═══ RAW RECORDS

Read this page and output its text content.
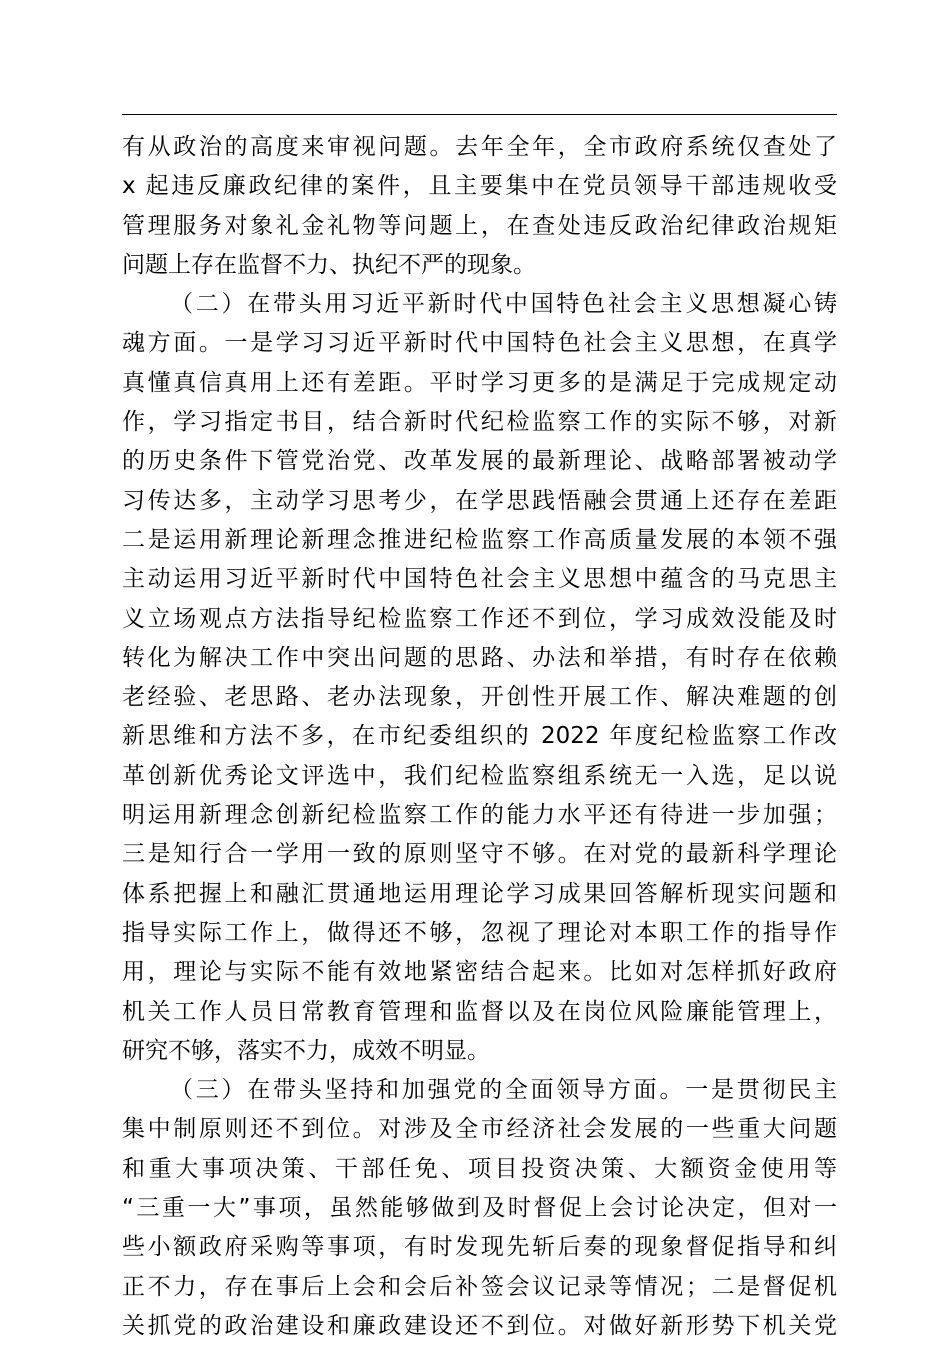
有从政治的高度来审视问题。去年全年，全市政府系统仅查处了
x 起违反廉政纪律的案件，且主要集中在党员领导干部违规收受
管理服务对象礼金礼物等问题上，在查处违反政治纪律政治规矩
问题上存在监督不力、执纪不严的现象。
（二）在带头用习近平新时代中国特色社会主义思想凝心铸
魂方面。一是学习习近平新时代中国特色社会主义思想，在真学
真懂真信真用上还有差距。平时学习更多的是满足于完成规定动
作，学习指定书目，结合新时代纪检监察工作的实际不够，对新
的历史条件下管党治党、改革发展的最新理论、战略部署被动学
习传达多，主动学习思考少，在学思践悟融会贯通上还存在差距
二是运用新理论新理念推进纪检监察工作高质量发展的本领不强
主动运用习近平新时代中国特色社会主义思想中蕴含的马克思主
义立场观点方法指导纪检监察工作还不到位，学习成效没能及时
转化为解决工作中突出问题的思路、办法和举措，有时存在依赖
老经验、老思路、老办法现象，开创性开展工作、解决难题的创
新思维和方法不多，在市纪委组织的 2022 年度纪检监察工作改
革创新优秀论文评选中，我们纪检监察组系统无一入选，足以说
明运用新理念创新纪检监察工作的能力水平还有待进一步加强；
三是知行合一学用一致的原则坚守不够。在对党的最新科学理论
体系把握上和融汇贯通地运用理论学习成果回答解析现实问题和
指导实际工作上，做得还不够，忽视了理论对本职工作的指导作
用，理论与实际不能有效地紧密结合起来。比如对怎样抓好政府
机关工作人员日常教育管理和监督以及在岗位风险廉能管理上，
研究不够，落实不力，成效不明显。
（三）在带头坚持和加强党的全面领导方面。一是贯彻民主
集中制原则还不到位。对涉及全市经济社会发展的一些重大问题
和重大事项决策、干部任免、项目投资决策、大额资金使用等
“三重一大”事项，虽然能够做到及时督促上会讨论决定，但对一
些小额政府采购等事项，有时发现先斩后奏的现象督促指导和纠
正不力，存在事后上会和会后补签会议记录等情况；二是督促机
关抓党的政治建设和廉政建设还不到位。对做好新形势下机关党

══════

Reproduce the records verbatim, omitting all images they contain.

Read this page and output its text content.
有从政治的高度来审视问题。去年全年，全市政府系统仅查处了
x 起违反廉政纪律的案件，且主要集中在党员领导干部违规收受
管理服务对象礼金礼物等问题上，在查处违反政治纪律政治规矩
问题上存在监督不力、执纪不严的现象。
（二）在带头用习近平新时代中国特色社会主义思想凝心铸
魂方面。一是学习习近平新时代中国特色社会主义思想，在真学
真懂真信真用上还有差距。平时学习更多的是满足于完成规定动
作，学习指定书目，结合新时代纪检监察工作的实际不够，对新
的历史条件下管党治党、改革发展的最新理论、战略部署被动学
习传达多，主动学习思考少，在学思践悟融会贯通上还存在差距
二是运用新理论新理念推进纪检监察工作高质量发展的本领不强
主动运用习近平新时代中国特色社会主义思想中蕴含的马克思主
义立场观点方法指导纪检监察工作还不到位，学习成效没能及时
转化为解决工作中突出问题的思路、办法和举措，有时存在依赖
老经验、老思路、老办法现象，开创性开展工作、解决难题的创
新思维和方法不多，在市纪委组织的 2022 年度纪检监察工作改
革创新优秀论文评选中，我们纪检监察组系统无一入选，足以说
明运用新理念创新纪检监察工作的能力水平还有待进一步加强；
三是知行合一学用一致的原则坚守不够。在对党的最新科学理论
体系把握上和融汇贯通地运用理论学习成果回答解析现实问题和
指导实际工作上，做得还不够，忽视了理论对本职工作的指导作
用，理论与实际不能有效地紧密结合起来。比如对怎样抓好政府
机关工作人员日常教育管理和监督以及在岗位风险廉能管理上，
研究不够，落实不力，成效不明显。
（三）在带头坚持和加强党的全面领导方面。一是贯彻民主
集中制原则还不到位。对涉及全市经济社会发展的一些重大问题
和重大事项决策、干部任免、项目投资决策、大额资金使用等
“三重一大”事项，虽然能够做到及时督促上会讨论决定，但对一
些小额政府采购等事项，有时发现先斩后奏的现象督促指导和纠
正不力，存在事后上会和会后补签会议记录等情况；二是督促机
关抓党的政治建设和廉政建设还不到位。对做好新形势下机关党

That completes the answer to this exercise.